§ Task statement
Copy out each line of the material below that holds the string "Panel".

(Part of a data file)
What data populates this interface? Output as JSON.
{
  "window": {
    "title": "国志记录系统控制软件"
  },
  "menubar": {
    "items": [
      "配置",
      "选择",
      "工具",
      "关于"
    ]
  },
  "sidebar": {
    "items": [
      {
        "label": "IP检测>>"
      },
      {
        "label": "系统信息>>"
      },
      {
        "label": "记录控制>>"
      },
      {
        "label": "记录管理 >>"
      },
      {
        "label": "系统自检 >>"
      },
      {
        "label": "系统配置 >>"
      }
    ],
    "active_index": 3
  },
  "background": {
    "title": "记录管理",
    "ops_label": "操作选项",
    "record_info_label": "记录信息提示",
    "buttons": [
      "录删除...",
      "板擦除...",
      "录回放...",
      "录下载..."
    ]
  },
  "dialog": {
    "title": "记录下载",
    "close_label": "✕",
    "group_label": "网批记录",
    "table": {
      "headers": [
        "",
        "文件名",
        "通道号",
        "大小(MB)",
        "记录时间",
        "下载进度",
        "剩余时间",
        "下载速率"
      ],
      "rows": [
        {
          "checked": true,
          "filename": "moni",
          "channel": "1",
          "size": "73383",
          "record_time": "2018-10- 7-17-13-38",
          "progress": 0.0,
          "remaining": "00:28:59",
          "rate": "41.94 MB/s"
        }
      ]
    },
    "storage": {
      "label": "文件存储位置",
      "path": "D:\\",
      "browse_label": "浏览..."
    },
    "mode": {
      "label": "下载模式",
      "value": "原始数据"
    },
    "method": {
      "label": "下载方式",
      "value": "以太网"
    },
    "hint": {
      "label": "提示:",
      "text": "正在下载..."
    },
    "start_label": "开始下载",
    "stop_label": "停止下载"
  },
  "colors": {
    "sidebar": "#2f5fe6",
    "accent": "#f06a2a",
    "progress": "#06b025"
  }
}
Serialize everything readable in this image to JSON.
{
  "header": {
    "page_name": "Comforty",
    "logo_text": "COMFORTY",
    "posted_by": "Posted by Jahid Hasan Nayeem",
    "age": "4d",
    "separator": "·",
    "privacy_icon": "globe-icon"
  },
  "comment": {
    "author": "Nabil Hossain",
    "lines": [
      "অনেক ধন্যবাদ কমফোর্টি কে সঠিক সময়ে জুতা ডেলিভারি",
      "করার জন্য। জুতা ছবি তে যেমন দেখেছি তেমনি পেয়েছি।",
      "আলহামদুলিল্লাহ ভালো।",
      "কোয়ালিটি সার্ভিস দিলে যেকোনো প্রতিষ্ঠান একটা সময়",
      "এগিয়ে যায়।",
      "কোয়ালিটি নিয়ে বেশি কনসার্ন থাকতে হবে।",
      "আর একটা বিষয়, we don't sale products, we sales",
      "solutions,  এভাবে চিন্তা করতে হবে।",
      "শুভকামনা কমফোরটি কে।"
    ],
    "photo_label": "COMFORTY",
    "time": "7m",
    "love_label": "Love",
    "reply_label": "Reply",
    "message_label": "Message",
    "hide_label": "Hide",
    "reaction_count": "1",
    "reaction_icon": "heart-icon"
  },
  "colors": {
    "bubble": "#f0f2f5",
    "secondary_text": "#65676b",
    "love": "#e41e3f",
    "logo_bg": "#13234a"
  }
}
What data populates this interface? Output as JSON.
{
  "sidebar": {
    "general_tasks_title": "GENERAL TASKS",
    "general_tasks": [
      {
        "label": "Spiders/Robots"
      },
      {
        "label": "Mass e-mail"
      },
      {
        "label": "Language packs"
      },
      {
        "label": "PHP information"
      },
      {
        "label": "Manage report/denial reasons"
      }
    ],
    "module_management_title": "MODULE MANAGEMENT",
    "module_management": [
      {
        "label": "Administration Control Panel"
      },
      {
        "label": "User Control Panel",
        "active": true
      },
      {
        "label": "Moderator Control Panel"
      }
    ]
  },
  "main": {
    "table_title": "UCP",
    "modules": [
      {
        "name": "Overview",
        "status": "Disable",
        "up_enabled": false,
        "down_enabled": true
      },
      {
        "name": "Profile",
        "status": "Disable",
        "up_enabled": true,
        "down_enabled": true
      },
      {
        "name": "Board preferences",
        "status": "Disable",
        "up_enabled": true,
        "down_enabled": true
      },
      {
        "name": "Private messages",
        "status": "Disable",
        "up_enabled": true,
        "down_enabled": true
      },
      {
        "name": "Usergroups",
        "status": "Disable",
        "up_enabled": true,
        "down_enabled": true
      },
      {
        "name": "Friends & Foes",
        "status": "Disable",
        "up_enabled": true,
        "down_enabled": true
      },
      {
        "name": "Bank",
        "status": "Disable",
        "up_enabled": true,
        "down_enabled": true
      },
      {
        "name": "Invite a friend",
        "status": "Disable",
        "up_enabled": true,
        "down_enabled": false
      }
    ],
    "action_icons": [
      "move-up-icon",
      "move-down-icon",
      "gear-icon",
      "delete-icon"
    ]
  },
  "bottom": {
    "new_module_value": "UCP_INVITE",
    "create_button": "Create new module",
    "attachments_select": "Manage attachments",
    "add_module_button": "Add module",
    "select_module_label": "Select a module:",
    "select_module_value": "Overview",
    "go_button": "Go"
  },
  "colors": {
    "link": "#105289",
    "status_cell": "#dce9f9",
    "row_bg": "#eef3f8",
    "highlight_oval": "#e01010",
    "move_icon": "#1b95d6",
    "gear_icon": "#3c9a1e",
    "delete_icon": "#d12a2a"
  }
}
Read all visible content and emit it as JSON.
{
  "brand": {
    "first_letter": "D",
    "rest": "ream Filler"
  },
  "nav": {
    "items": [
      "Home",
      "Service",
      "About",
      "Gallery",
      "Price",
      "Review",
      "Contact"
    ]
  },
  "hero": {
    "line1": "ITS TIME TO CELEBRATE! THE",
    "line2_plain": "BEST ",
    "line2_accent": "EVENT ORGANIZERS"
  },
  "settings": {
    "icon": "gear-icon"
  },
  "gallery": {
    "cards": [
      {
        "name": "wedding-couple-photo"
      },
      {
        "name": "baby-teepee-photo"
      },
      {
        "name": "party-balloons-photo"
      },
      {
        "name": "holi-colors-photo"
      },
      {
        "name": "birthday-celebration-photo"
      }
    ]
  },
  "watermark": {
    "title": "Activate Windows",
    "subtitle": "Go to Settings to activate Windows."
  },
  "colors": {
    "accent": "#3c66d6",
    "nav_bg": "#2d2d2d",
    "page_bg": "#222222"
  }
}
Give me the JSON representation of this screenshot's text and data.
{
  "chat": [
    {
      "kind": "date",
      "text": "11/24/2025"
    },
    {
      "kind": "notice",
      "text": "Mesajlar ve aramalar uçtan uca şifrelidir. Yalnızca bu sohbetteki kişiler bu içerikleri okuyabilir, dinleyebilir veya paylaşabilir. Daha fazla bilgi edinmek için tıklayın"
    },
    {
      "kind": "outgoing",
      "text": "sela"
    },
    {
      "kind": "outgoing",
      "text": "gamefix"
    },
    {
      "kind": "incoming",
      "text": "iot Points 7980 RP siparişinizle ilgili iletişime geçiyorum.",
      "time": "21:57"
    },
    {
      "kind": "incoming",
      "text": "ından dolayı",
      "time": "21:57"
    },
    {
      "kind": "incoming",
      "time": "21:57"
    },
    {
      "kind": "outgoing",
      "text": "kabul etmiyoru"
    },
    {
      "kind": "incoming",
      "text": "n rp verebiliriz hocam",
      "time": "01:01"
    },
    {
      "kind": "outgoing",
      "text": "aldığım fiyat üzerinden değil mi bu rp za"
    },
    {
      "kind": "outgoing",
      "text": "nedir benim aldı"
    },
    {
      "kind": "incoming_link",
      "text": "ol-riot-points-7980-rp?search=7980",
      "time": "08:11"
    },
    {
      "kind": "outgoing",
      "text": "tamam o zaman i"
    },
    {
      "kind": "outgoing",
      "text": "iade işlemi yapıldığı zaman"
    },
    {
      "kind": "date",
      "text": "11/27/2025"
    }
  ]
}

§ Output of the exercise
        "label": "Administration Control Panel"
        "label": "User Control Panel",
        "label": "Moderator Control Panel"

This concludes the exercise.